/---

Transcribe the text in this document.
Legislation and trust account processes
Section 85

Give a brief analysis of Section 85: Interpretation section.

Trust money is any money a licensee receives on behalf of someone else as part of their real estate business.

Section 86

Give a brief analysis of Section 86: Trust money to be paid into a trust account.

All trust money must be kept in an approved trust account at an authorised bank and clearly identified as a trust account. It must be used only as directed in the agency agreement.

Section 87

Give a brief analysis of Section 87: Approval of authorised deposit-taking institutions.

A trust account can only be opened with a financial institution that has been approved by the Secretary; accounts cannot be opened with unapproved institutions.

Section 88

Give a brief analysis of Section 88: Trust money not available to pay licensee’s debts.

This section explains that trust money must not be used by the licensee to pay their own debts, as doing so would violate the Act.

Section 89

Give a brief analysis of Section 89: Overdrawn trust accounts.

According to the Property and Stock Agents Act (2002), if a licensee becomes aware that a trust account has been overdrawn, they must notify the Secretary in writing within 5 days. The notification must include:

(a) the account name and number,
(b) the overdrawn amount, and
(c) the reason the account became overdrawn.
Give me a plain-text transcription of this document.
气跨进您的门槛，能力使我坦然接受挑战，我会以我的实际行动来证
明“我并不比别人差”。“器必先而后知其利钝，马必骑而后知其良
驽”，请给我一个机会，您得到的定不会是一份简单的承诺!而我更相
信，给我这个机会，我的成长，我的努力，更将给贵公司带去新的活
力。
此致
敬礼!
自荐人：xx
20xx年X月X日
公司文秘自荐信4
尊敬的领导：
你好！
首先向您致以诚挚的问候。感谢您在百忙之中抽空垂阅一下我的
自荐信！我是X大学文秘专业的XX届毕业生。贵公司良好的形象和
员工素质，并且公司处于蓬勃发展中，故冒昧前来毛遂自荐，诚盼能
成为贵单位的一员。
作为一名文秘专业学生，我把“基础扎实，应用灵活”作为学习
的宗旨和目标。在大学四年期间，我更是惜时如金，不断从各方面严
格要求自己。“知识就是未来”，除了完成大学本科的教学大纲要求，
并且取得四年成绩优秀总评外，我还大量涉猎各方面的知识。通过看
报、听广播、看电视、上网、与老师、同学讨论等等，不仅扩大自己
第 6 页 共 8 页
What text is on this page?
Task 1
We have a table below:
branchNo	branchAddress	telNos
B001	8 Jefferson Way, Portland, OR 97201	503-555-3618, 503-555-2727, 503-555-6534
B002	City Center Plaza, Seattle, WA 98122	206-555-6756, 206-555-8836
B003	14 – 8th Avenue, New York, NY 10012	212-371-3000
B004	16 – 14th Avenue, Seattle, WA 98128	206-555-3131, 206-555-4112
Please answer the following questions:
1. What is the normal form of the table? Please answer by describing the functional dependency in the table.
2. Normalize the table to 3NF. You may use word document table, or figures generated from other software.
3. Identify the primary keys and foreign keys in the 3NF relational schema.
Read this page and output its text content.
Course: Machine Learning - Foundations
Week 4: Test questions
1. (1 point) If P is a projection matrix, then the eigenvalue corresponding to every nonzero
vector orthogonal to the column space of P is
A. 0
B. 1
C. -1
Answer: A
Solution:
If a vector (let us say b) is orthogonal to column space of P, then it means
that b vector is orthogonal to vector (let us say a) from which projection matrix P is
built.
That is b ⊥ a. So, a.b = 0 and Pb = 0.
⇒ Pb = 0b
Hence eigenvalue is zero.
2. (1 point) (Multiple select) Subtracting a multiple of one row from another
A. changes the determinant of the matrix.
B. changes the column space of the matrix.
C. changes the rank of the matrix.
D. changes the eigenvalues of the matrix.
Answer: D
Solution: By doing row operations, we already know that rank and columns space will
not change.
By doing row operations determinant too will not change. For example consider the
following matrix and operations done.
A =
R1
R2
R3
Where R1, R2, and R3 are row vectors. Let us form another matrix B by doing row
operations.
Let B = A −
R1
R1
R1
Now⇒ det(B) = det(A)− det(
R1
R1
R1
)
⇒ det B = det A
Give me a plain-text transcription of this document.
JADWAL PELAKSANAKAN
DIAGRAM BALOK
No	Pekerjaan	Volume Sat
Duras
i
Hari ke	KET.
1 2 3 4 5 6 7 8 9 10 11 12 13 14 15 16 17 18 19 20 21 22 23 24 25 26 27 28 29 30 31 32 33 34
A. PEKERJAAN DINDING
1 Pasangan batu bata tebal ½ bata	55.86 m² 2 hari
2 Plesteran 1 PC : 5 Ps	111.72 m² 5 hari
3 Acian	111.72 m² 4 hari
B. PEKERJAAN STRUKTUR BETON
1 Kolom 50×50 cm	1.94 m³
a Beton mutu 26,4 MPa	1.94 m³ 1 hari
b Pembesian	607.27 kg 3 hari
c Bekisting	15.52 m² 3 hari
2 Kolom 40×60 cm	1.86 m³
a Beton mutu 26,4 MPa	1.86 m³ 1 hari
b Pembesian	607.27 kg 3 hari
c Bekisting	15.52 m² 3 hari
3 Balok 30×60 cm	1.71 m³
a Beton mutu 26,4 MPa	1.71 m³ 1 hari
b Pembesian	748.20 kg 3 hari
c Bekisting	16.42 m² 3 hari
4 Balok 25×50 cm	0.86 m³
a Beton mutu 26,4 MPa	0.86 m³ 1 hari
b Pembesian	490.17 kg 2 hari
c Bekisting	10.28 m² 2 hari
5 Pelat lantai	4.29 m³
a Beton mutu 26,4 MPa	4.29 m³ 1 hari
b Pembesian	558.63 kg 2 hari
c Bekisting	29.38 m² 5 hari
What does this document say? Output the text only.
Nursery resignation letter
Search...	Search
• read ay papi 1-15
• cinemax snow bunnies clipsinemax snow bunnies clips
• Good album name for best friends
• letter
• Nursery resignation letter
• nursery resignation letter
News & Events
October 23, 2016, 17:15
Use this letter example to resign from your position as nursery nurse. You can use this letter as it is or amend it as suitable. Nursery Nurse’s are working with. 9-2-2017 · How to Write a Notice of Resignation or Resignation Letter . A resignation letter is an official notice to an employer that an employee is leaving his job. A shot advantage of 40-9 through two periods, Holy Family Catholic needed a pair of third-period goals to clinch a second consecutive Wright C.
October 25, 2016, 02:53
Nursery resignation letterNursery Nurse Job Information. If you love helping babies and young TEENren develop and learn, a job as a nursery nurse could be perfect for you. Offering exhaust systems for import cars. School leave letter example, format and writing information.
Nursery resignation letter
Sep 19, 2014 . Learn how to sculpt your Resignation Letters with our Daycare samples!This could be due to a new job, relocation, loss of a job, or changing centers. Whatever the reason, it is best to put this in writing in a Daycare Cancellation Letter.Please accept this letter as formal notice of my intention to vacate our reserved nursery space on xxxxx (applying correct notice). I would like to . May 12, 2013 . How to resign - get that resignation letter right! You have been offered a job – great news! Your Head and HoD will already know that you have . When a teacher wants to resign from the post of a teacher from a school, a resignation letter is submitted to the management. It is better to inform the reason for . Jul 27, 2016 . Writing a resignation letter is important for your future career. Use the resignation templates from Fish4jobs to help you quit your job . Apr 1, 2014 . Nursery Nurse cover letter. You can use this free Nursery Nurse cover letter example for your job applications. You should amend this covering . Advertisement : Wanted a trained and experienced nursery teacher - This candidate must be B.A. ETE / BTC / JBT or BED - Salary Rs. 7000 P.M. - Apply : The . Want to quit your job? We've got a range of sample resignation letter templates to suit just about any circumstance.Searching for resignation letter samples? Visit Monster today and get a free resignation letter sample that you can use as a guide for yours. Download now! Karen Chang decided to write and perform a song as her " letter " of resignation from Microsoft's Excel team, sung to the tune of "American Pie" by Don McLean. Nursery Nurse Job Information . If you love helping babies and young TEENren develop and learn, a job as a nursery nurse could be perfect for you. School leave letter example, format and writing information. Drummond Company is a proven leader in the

\---

**GOAL OF THE EXERCISE**:
Your task is to print all of the records exactly.

**EXPECTED OUTPUT**:
Transcribe the text in this document.
Legislation and trust account processes
Section 85

Give a brief analysis of Section 85: Interpretation section.

Trust money is any money a licensee receives on behalf of someone else as part of their real estate business.

Section 86

Give a brief analysis of Section 86: Trust money to be paid into a trust account.

All trust money must be kept in an approved trust account at an authorised bank and clearly identified as a trust account. It must be used only as directed in the agency agreement.

Section 87

Give a brief analysis of Section 87: Approval of authorised deposit-taking institutions.

A trust account can only be opened with a financial institution that has been approved by the Secretary; accounts cannot be opened with unapproved institutions.

Section 88

Give a brief analysis of Section 88: Trust money not available to pay licensee’s debts.

This section explains that trust money must not be used by the licensee to pay their own debts, as doing so would violate the Act.

Section 89

Give a brief analysis of Section 89: Overdrawn trust accounts.

According to the Property and Stock Agents Act (2002), if a licensee becomes aware that a trust account has been overdrawn, they must notify the Secretary in writing within 5 days. The notification must include:

(a) the account name and number,
(b) the overdrawn amount, and
(c) the reason the account became overdrawn.
Give me a plain-text transcription of this document.
气跨进您的门槛，能力使我坦然接受挑战，我会以我的实际行动来证
明“我并不比别人差”。“器必先而后知其利钝，马必骑而后知其良
驽”，请给我一个机会，您得到的定不会是一份简单的承诺!而我更相
信，给我这个机会，我的成长，我的努力，更将给贵公司带去新的活
力。
此致
敬礼!
自荐人：xx
20xx年X月X日
公司文秘自荐信4
尊敬的领导：
你好！
首先向您致以诚挚的问候。感谢您在百忙之中抽空垂阅一下我的
自荐信！我是X大学文秘专业的XX届毕业生。贵公司良好的形象和
员工素质，并且公司处于蓬勃发展中，故冒昧前来毛遂自荐，诚盼能
成为贵单位的一员。
作为一名文秘专业学生，我把“基础扎实，应用灵活”作为学习
的宗旨和目标。在大学四年期间，我更是惜时如金，不断从各方面严
格要求自己。“知识就是未来”，除了完成大学本科的教学大纲要求，
并且取得四年成绩优秀总评外，我还大量涉猎各方面的知识。通过看
报、听广播、看电视、上网、与老师、同学讨论等等，不仅扩大自己
第 6 页 共 8 页
What text is on this page?
Task 1
We have a table below:
branchNo	branchAddress	telNos
B001	8 Jefferson Way, Portland, OR 97201	503-555-3618, 503-555-2727, 503-555-6534
B002	City Center Plaza, Seattle, WA 98122	206-555-6756, 206-555-8836
B003	14 – 8th Avenue, New York, NY 10012	212-371-3000
B004	16 – 14th Avenue, Seattle, WA 98128	206-555-3131, 206-555-4112
Please answer the following questions:
1. What is the normal form of the table? Please answer by describing the functional dependency in the table.
2. Normalize the table to 3NF. You may use word document table, or figures generated from other software.
3. Identify the primary keys and foreign keys in the 3NF relational schema.
Read this page and output its text content.
Course: Machine Learning - Foundations
Week 4: Test questions
1. (1 point) If P is a projection matrix, then the eigenvalue corresponding to every nonzero
vector orthogonal to the column space of P is
A. 0
B. 1
C. -1
Answer: A
Solution:
If a vector (let us say b) is orthogonal to column space of P, then it means
that b vector is orthogonal to vector (let us say a) from which projection matrix P is
built.
That is b ⊥ a. So, a.b = 0 and Pb = 0.
⇒ Pb = 0b
Hence eigenvalue is zero.
2. (1 point) (Multiple select) Subtracting a multiple of one row from another
A. changes the determinant of the matrix.
B. changes the column space of the matrix.
C. changes the rank of the matrix.
D. changes the eigenvalues of the matrix.
Answer: D
Solution: By doing row operations, we already know that rank and columns space will
not change.
By doing row operations determinant too will not change. For example consider the
following matrix and operations done.
A =
R1
R2
R3
Where R1, R2, and R3 are row vectors. Let us form another matrix B by doing row
operations.
Let B = A −
R1
R1
R1
Now⇒ det(B) = det(A)− det(
R1
R1
R1
)
⇒ det B = det A
Give me a plain-text transcription of this document.
JADWAL PELAKSANAKAN
DIAGRAM BALOK
No	Pekerjaan	Volume Sat
Duras
i
Hari ke	KET.
1 2 3 4 5 6 7 8 9 10 11 12 13 14 15 16 17 18 19 20 21 22 23 24 25 26 27 28 29 30 31 32 33 34
A. PEKERJAAN DINDING
1 Pasangan batu bata tebal ½ bata	55.86 m² 2 hari
2 Plesteran 1 PC : 5 Ps	111.72 m² 5 hari
3 Acian	111.72 m² 4 hari
B. PEKERJAAN STRUKTUR BETON
1 Kolom 50×50 cm	1.94 m³
a Beton mutu 26,4 MPa	1.94 m³ 1 hari
b Pembesian	607.27 kg 3 hari
c Bekisting	15.52 m² 3 hari
2 Kolom 40×60 cm	1.86 m³
a Beton mutu 26,4 MPa	1.86 m³ 1 hari
b Pembesian	607.27 kg 3 hari
c Bekisting	15.52 m² 3 hari
3 Balok 30×60 cm	1.71 m³
a Beton mutu 26,4 MPa	1.71 m³ 1 hari
b Pembesian	748.20 kg 3 hari
c Bekisting	16.42 m² 3 hari
4 Balok 25×50 cm	0.86 m³
a Beton mutu 26,4 MPa	0.86 m³ 1 hari
b Pembesian	490.17 kg 2 hari
c Bekisting	10.28 m² 2 hari
5 Pelat lantai	4.29 m³
a Beton mutu 26,4 MPa	4.29 m³ 1 hari
b Pembesian	558.63 kg 2 hari
c Bekisting	29.38 m² 5 hari
What does this document say? Output the text only.
Nursery resignation letter
Search...	Search
• read ay papi 1-15
• cinemax snow bunnies clipsinemax snow bunnies clips
• Good album name for best friends
• letter
• Nursery resignation letter
• nursery resignation letter
News & Events
October 23, 2016, 17:15
Use this letter example to resign from your position as nursery nurse. You can use this letter as it is or amend it as suitable. Nursery Nurse’s are working with. 9-2-2017 · How to Write a Notice of Resignation or Resignation Letter . A resignation letter is an official notice to an employer that an employee is leaving his job. A shot advantage of 40-9 through two periods, Holy Family Catholic needed a pair of third-period goals to clinch a second consecutive Wright C.
October 25, 2016, 02:53
Nursery resignation letterNursery Nurse Job Information. If you love helping babies and young TEENren develop and learn, a job as a nursery nurse could be perfect for you. Offering exhaust systems for import cars. School leave letter example, format and writing information.
Nursery resignation letter
Sep 19, 2014 . Learn how to sculpt your Resignation Letters with our Daycare samples!This could be due to a new job, relocation, loss of a job, or changing centers. Whatever the reason, it is best to put this in writing in a Daycare Cancellation Letter.Please accept this letter as formal notice of my intention to vacate our reserved nursery space on xxxxx (applying correct notice). I would like to . May 12, 2013 . How to resign - get that resignation letter right! You have been offered a job – great news! Your Head and HoD will already know that you have . When a teacher wants to resign from the post of a teacher from a school, a resignation letter is submitted to the management. It is better to inform the reason for . Jul 27, 2016 . Writing a resignation letter is important for your future career. Use the resignation templates from Fish4jobs to help you quit your job . Apr 1, 2014 . Nursery Nurse cover letter. You can use this free Nursery Nurse cover letter example for your job applications. You should amend this covering . Advertisement : Wanted a trained and experienced nursery teacher - This candidate must be B.A. ETE / BTC / JBT or BED - Salary Rs. 7000 P.M. - Apply : The . Want to quit your job? We've got a range of sample resignation letter templates to suit just about any circumstance.Searching for resignation letter samples? Visit Monster today and get a free resignation letter sample that you can use as a guide for yours. Download now! Karen Chang decided to write and perform a song as her " letter " of resignation from Microsoft's Excel team, sung to the tune of "American Pie" by Don McLean. Nursery Nurse Job Information . If you love helping babies and young TEENren develop and learn, a job as a nursery nurse could be perfect for you. School leave letter example, format and writing information. Drummond Company is a proven leader in the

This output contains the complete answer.